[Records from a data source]
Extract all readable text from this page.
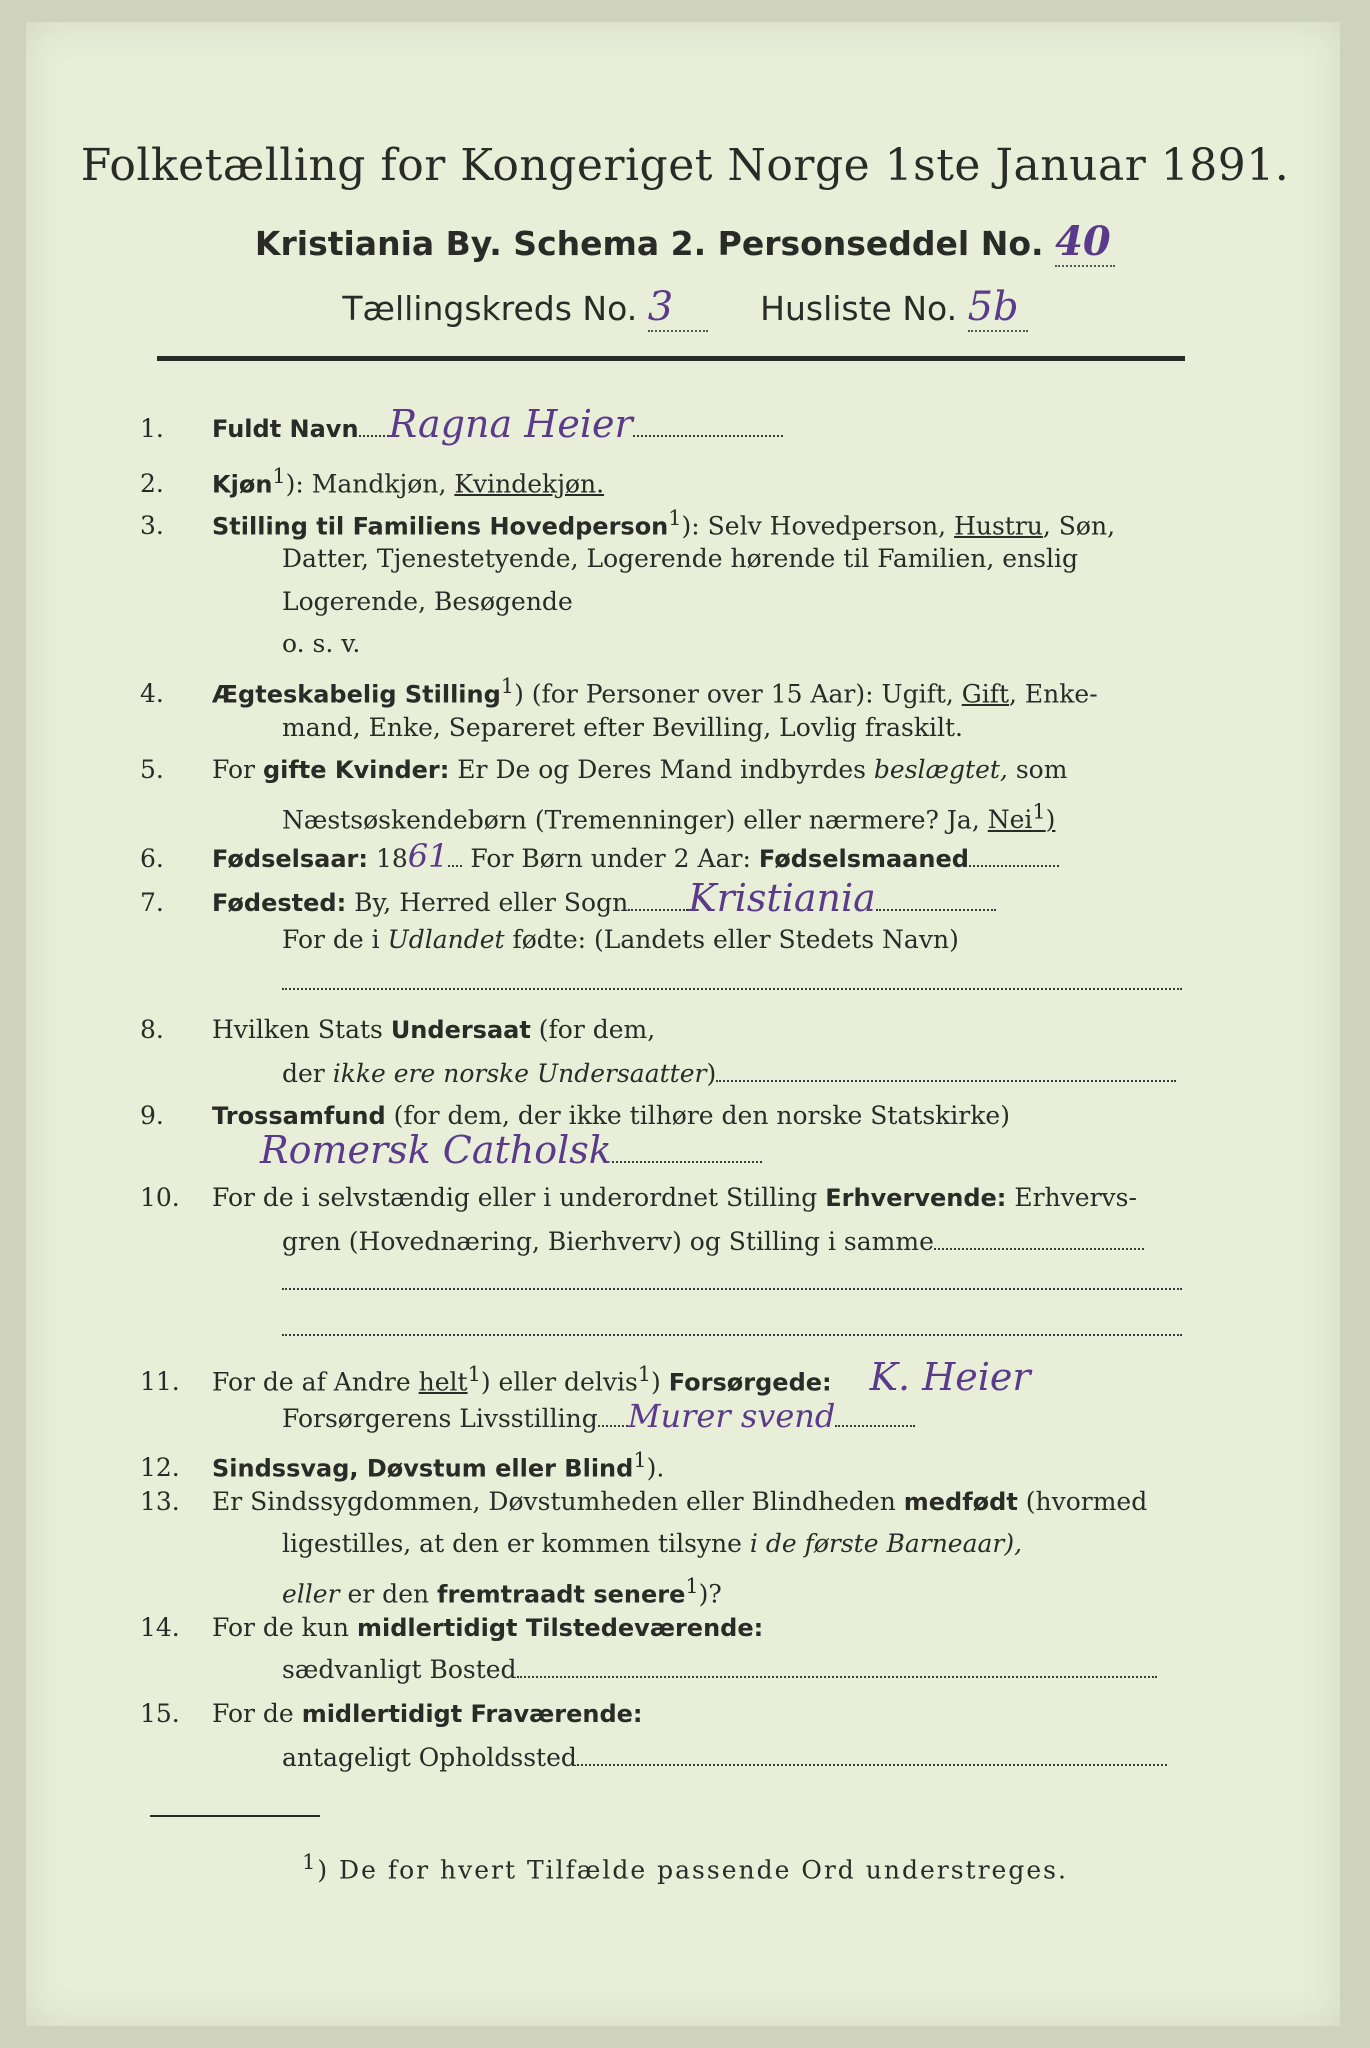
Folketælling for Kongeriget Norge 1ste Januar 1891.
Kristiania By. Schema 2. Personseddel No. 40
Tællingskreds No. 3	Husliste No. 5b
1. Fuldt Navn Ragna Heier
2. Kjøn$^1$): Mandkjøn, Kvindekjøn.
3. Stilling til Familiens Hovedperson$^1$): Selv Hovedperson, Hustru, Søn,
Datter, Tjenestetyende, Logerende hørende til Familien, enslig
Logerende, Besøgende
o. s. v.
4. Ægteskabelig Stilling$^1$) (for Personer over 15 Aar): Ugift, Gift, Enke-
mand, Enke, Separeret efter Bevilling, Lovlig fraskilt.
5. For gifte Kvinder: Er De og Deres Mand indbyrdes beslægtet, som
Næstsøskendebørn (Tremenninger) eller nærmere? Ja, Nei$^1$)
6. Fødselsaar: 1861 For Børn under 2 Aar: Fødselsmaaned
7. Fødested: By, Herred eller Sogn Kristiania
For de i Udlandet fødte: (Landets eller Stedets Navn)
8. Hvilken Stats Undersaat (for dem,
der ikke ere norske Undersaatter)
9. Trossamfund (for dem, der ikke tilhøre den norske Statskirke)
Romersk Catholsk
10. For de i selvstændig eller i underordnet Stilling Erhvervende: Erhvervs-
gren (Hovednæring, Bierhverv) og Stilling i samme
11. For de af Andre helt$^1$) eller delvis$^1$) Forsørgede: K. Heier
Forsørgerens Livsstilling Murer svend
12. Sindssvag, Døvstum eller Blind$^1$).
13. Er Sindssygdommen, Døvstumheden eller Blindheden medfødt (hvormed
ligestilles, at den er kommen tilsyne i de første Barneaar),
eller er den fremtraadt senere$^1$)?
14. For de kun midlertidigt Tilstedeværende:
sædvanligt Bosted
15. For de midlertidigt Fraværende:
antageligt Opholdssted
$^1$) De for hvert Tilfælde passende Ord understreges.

==

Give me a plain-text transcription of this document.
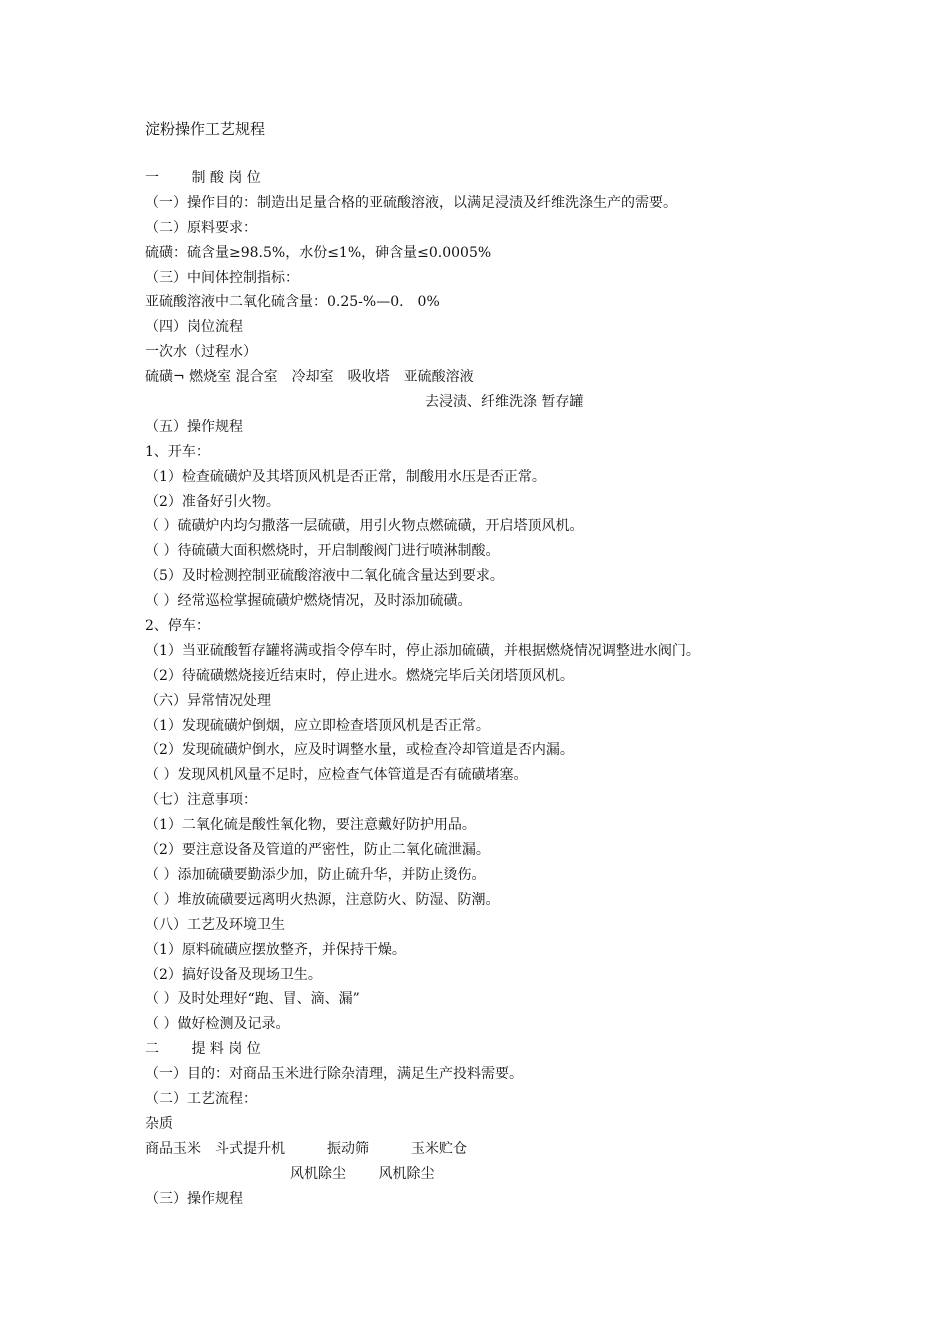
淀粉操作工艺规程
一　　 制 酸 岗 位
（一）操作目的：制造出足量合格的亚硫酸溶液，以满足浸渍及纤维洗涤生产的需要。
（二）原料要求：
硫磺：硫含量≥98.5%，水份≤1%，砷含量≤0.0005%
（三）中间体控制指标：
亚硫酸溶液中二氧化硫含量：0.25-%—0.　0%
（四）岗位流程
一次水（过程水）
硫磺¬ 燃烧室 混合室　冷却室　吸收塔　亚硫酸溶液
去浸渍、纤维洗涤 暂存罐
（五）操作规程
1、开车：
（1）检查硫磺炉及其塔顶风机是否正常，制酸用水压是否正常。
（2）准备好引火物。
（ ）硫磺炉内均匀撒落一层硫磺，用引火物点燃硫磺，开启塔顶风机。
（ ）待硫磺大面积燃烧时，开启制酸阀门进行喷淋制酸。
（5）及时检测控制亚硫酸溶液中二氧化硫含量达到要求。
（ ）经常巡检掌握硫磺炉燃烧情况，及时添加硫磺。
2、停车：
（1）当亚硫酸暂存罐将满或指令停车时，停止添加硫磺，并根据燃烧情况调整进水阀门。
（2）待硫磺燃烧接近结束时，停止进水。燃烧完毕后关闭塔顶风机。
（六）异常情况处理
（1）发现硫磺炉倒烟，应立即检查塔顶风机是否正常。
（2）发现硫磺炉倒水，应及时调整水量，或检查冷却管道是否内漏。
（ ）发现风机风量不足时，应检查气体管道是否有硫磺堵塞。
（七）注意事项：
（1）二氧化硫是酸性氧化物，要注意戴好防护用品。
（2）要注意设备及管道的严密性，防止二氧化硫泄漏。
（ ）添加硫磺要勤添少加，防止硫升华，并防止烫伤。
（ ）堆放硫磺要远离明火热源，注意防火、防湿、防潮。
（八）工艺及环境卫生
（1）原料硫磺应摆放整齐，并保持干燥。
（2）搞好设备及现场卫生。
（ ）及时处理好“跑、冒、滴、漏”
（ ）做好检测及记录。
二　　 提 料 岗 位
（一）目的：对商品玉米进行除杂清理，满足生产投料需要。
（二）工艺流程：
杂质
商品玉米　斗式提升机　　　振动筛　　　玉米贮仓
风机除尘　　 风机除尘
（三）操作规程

## GIVEN PROBLEM
Give the number of lines in the entries that hold the word "Logerende", and nothing else.

## OUTPUT FOR THIS EXERCISE
2